**Entries provided:**

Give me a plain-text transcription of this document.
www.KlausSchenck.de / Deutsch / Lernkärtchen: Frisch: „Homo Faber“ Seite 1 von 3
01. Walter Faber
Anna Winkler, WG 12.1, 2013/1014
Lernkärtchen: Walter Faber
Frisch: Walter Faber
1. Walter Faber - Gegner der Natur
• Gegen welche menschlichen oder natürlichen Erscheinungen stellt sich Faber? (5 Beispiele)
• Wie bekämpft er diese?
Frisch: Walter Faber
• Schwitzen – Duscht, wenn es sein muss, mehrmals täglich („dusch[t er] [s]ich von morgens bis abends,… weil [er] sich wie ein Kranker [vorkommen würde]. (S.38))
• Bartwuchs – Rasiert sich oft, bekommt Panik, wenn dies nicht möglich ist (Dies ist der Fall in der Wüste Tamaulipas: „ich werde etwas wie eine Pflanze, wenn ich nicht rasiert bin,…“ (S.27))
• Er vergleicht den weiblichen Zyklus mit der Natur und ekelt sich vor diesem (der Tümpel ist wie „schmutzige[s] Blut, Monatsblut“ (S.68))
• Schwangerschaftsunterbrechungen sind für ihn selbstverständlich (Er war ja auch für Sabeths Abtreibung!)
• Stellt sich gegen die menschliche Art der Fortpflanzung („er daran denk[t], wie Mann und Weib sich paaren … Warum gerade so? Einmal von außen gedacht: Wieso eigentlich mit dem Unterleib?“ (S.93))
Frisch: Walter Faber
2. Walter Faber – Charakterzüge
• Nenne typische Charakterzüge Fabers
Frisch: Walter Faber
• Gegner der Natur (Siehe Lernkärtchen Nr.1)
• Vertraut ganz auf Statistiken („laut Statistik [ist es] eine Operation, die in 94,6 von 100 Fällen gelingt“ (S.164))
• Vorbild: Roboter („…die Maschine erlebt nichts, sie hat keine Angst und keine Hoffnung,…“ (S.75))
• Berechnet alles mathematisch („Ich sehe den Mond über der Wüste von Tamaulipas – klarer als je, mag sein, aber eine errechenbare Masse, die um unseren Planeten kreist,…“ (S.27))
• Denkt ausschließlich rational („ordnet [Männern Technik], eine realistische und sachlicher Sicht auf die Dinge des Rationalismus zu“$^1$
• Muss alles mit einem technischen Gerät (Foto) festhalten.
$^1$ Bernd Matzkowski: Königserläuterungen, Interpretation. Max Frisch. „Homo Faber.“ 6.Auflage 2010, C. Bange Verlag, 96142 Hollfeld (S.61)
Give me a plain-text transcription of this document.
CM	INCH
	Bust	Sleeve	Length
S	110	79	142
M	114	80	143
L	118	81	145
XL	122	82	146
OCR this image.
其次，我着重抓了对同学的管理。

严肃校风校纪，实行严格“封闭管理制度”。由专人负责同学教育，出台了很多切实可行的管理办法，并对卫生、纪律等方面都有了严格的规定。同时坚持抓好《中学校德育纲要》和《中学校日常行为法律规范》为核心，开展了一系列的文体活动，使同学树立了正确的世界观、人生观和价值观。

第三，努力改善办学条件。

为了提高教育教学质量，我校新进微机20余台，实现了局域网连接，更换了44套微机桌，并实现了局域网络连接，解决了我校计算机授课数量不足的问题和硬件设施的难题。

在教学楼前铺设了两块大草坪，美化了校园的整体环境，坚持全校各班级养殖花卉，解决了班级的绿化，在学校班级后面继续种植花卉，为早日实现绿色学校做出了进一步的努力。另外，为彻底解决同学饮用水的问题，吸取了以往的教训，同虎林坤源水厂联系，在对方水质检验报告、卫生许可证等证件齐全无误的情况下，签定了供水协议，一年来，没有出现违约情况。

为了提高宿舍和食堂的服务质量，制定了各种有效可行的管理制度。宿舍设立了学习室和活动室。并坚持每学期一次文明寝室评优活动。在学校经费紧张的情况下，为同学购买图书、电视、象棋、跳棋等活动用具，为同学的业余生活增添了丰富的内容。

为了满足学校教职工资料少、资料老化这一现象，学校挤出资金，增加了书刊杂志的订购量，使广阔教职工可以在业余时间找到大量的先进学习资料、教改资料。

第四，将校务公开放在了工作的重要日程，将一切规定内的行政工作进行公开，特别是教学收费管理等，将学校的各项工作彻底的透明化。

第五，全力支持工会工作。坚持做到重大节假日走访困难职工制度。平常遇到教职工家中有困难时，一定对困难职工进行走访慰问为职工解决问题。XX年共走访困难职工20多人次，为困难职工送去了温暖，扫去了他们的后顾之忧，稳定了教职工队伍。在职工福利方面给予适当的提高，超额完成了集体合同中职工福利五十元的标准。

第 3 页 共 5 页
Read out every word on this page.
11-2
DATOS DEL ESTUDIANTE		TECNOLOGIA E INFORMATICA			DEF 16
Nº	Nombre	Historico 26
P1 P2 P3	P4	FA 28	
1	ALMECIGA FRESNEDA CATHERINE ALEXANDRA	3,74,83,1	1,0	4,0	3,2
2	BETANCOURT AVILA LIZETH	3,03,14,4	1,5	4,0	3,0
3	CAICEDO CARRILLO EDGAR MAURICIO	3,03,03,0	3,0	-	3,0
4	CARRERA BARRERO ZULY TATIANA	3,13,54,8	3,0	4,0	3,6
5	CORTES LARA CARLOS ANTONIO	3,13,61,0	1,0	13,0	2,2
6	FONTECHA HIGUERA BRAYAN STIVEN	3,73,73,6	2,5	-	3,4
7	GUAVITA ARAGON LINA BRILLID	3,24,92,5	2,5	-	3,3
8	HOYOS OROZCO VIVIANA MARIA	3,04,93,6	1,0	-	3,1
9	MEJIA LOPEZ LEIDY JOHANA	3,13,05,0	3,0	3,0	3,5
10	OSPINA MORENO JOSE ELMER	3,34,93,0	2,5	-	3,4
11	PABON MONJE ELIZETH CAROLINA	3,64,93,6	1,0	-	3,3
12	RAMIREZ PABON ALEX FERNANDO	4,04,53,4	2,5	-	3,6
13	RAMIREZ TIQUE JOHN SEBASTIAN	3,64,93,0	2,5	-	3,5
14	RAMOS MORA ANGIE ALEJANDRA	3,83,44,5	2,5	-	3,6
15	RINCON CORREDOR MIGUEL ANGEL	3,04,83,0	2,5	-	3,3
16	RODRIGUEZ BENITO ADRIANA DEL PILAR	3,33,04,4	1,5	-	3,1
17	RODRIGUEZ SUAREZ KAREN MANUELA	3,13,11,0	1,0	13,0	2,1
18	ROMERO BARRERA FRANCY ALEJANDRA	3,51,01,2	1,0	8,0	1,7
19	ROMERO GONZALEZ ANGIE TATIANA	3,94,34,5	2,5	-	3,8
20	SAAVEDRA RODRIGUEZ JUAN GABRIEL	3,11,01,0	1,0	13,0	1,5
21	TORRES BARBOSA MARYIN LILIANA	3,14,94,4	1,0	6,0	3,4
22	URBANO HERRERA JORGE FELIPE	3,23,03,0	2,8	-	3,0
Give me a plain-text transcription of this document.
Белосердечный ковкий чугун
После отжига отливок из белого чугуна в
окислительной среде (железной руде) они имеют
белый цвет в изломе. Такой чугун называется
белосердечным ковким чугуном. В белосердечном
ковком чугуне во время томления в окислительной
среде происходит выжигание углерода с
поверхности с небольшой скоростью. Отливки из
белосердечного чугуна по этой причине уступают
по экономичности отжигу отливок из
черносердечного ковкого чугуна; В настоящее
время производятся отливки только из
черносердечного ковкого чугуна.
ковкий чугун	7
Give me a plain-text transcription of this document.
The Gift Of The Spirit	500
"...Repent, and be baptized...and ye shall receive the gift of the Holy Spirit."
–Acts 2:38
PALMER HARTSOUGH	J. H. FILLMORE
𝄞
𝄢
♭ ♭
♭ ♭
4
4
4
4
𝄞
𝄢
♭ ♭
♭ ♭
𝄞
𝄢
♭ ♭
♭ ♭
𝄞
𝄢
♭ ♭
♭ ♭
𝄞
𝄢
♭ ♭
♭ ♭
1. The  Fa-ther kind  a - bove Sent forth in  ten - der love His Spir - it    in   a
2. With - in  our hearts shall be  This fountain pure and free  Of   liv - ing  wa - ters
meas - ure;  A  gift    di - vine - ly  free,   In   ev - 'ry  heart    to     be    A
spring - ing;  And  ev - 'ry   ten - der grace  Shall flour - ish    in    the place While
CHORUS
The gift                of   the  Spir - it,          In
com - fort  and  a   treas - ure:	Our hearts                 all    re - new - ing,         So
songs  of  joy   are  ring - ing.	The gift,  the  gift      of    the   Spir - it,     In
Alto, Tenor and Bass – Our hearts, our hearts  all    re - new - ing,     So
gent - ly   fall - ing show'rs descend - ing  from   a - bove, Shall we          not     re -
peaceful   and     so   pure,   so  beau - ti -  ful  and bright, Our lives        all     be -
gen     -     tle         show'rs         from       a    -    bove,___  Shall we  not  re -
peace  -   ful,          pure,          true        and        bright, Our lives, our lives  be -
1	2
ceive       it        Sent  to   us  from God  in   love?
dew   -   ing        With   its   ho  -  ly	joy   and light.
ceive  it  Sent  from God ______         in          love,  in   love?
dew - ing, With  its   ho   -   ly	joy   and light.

**Exercise:** Go through the lines above. Select every one that has the string "Sent".

**Response to this exercise:**
1. The  Fa-ther kind  a - bove Sent forth in  ten - der love His Spir - it    in   a
ceive       it        Sent  to   us  from God  in   love?
ceive  it  Sent  from God ______         in          love,  in   love?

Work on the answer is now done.